┏━━
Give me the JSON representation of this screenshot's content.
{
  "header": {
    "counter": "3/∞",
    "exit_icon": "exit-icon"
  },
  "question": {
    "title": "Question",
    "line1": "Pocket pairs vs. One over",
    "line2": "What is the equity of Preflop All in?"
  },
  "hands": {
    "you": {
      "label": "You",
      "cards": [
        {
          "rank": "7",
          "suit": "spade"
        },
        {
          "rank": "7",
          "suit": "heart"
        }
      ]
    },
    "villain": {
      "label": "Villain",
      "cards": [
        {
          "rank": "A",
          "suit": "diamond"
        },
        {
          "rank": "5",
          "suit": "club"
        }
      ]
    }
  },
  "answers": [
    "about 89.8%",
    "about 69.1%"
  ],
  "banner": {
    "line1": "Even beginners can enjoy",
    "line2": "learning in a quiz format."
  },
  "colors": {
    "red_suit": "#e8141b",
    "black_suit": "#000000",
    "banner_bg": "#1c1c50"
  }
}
┗━━
EXERCISE REQUIREMENTS
Copy out each line above, character for character.

RESULT OF THE TASK
Give me the JSON representation of this screenshot's content.
{
  "header": {
    "counter": "3/∞",
    "exit_icon": "exit-icon"
  },
  "question": {
    "title": "Question",
    "line1": "Pocket pairs vs. One over",
    "line2": "What is the equity of Preflop All in?"
  },
  "hands": {
    "you": {
      "label": "You",
      "cards": [
        {
          "rank": "7",
          "suit": "spade"
        },
        {
          "rank": "7",
          "suit": "heart"
        }
      ]
    },
    "villain": {
      "label": "Villain",
      "cards": [
        {
          "rank": "A",
          "suit": "diamond"
        },
        {
          "rank": "5",
          "suit": "club"
        }
      ]
    }
  },
  "answers": [
    "about 89.8%",
    "about 69.1%"
  ],
  "banner": {
    "line1": "Even beginners can enjoy",
    "line2": "learning in a quiz format."
  },
  "colors": {
    "red_suit": "#e8141b",
    "black_suit": "#000000",
    "banner_bg": "#1c1c50"
  }
}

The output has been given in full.